*Exercise*. Gather every line that includes the word "name", please.

-- START OF Information given --

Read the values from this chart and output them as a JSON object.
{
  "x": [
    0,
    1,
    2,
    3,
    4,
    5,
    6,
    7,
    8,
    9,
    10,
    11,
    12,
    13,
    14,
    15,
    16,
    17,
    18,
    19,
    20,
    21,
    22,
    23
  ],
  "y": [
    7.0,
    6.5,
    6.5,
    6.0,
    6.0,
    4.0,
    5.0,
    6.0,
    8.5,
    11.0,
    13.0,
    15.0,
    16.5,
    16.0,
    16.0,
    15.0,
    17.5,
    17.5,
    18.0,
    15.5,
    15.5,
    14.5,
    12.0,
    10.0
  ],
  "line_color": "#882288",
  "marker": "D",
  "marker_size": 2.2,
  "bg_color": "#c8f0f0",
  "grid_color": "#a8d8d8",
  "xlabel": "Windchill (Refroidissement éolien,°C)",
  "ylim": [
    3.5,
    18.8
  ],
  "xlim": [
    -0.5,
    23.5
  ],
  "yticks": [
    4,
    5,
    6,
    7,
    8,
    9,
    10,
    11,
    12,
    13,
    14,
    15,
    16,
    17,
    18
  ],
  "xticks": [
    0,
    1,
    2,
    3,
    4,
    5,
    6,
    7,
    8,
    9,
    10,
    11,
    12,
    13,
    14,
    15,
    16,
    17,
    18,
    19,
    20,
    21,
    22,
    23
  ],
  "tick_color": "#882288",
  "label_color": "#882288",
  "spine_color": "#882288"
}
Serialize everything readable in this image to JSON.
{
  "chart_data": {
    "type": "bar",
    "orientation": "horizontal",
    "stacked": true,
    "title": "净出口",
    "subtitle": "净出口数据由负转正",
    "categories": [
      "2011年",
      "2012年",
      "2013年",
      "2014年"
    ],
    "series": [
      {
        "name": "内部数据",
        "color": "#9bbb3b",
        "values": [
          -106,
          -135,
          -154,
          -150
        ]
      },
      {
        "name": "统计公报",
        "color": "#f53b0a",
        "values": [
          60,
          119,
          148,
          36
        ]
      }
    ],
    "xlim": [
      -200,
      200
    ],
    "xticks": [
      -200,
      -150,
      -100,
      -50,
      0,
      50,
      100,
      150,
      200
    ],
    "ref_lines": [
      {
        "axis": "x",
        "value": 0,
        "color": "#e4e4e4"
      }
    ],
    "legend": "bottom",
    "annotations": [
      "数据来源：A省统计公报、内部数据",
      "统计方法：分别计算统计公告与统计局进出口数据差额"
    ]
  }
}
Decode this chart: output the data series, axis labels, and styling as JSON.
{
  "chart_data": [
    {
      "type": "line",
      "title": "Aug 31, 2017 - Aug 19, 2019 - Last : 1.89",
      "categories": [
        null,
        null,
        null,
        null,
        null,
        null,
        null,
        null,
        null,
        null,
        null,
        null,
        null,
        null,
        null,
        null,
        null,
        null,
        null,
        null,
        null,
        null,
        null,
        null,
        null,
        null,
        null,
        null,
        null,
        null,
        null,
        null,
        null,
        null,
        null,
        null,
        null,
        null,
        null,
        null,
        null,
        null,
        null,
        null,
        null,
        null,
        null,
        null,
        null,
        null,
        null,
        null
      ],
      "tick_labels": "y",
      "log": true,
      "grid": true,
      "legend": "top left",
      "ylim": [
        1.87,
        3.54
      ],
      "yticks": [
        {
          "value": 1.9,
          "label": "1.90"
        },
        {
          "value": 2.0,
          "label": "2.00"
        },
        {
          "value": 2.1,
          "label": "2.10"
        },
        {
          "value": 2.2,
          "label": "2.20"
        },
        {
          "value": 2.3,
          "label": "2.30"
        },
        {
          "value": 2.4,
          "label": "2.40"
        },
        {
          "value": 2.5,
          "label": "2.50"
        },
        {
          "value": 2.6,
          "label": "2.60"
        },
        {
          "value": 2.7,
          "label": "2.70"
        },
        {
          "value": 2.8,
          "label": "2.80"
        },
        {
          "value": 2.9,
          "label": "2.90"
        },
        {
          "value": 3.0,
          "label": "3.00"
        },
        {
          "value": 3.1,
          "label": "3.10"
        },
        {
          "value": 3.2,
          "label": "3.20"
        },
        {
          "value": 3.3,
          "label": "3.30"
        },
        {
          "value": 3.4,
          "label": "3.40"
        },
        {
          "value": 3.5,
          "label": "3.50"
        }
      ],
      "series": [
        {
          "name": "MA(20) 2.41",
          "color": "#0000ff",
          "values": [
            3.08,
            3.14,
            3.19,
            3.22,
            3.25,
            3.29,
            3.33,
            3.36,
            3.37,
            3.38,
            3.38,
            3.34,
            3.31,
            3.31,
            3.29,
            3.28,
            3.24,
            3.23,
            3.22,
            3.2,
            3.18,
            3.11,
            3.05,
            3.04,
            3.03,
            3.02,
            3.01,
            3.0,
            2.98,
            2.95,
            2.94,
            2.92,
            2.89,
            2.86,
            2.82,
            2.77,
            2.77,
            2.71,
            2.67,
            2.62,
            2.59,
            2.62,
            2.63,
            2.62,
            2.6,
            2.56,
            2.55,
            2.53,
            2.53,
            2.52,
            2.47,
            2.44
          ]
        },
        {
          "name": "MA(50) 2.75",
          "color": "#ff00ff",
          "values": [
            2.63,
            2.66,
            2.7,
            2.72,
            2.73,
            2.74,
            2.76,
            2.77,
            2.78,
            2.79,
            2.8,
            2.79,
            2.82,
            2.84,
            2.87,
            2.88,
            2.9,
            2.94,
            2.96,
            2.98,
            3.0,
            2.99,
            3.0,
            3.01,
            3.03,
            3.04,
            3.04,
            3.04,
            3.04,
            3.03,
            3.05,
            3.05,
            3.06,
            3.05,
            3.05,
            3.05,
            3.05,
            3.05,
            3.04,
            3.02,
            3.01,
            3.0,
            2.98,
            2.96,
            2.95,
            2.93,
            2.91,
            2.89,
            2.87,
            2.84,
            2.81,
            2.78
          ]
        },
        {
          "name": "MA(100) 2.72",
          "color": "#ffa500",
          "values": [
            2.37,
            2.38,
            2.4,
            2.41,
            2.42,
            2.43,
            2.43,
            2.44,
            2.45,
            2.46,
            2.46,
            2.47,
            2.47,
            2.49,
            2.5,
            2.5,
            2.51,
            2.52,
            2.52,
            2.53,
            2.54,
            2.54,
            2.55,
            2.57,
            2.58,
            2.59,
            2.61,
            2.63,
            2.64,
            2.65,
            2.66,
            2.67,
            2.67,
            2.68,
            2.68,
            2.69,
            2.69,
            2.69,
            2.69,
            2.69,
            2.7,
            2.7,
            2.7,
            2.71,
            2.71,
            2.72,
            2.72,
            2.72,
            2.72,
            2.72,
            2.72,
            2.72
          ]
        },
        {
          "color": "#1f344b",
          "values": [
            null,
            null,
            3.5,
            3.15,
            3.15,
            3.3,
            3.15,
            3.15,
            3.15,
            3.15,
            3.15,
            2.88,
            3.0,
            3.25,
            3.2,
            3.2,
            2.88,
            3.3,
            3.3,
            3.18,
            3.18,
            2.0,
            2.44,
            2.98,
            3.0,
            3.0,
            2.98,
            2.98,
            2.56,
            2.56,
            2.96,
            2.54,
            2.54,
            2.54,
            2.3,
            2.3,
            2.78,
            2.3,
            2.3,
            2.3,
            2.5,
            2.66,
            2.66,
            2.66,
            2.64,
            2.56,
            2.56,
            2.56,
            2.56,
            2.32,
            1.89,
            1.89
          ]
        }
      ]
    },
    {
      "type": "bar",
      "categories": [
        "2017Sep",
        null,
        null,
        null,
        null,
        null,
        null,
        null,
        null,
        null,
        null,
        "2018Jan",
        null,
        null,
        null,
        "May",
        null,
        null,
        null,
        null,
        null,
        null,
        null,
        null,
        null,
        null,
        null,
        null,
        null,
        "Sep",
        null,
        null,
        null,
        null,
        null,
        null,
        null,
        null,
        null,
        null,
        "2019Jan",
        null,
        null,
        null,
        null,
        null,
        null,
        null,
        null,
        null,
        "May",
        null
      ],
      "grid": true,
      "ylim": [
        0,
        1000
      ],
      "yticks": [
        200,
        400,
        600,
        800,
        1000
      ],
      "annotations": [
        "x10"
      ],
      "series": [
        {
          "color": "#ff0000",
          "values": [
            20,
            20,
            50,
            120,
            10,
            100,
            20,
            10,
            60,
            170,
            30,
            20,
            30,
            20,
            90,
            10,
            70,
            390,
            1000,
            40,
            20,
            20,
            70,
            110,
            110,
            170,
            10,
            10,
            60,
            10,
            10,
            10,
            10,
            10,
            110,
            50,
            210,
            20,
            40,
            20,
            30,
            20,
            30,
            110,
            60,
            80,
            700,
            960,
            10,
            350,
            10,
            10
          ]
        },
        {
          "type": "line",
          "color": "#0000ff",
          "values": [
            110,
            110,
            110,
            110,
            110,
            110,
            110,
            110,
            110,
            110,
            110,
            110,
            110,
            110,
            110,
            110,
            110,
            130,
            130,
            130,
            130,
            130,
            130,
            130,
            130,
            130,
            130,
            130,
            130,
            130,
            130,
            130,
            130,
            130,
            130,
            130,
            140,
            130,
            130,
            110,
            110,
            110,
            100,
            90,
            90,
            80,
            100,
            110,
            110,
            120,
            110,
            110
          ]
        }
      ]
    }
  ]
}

-- END OF Information given --

*Output of the exercise*.
        "name": "内部数据",
        "name": "统计公报",
          "name": "MA(20) 2.41",
          "name": "MA(50) 2.75",
          "name": "MA(100) 2.72",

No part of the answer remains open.